### Data in this exercise
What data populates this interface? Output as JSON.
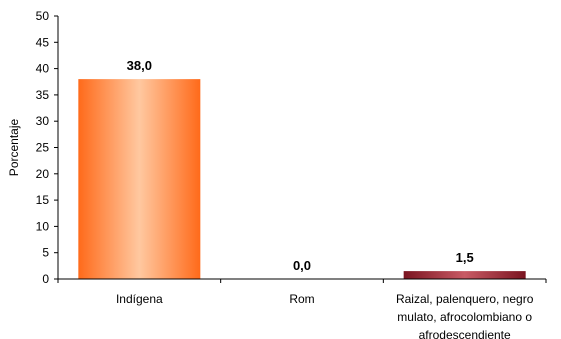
{
  "chart_data": {
    "type": "bar",
    "title": "",
    "xlabel": "",
    "ylabel": "Porcentaje",
    "ylim": [
      0,
      50
    ],
    "yticks": [
      "0",
      "5",
      "10",
      "15",
      "20",
      "25",
      "30",
      "35",
      "40",
      "45",
      "50"
    ],
    "categories": [
      [
        "Indígena"
      ],
      [
        "Rom"
      ],
      [
        "Raizal, palenquero, negro",
        "mulato, afrocolombiano o",
        "afrodescendiente"
      ]
    ],
    "values": [
      38.0,
      0.0,
      1.5
    ],
    "data_labels": [
      "38,0",
      "0,0",
      "1,5"
    ],
    "grid": false,
    "legend": "none",
    "colors": {
      "bar1_edge": "#ff6a1a",
      "bar1_center": "#ffc8a0",
      "bar3_edge": "#7a1420",
      "bar3_center": "#c85a64"
    }
  }
}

### Work required
Retype every entry verbatim and exclude the pictures from the copy.

### Solved problem
What data populates this interface? Output as JSON.
{
  "chart_data": {
    "type": "bar",
    "title": "",
    "xlabel": "",
    "ylabel": "Porcentaje",
    "ylim": [
      0,
      50
    ],
    "yticks": [
      "0",
      "5",
      "10",
      "15",
      "20",
      "25",
      "30",
      "35",
      "40",
      "45",
      "50"
    ],
    "categories": [
      [
        "Indígena"
      ],
      [
        "Rom"
      ],
      [
        "Raizal, palenquero, negro",
        "mulato, afrocolombiano o",
        "afrodescendiente"
      ]
    ],
    "values": [
      38.0,
      0.0,
      1.5
    ],
    "data_labels": [
      "38,0",
      "0,0",
      "1,5"
    ],
    "grid": false,
    "legend": "none",
    "colors": {
      "bar1_edge": "#ff6a1a",
      "bar1_center": "#ffc8a0",
      "bar3_edge": "#7a1420",
      "bar3_center": "#c85a64"
    }
  }
}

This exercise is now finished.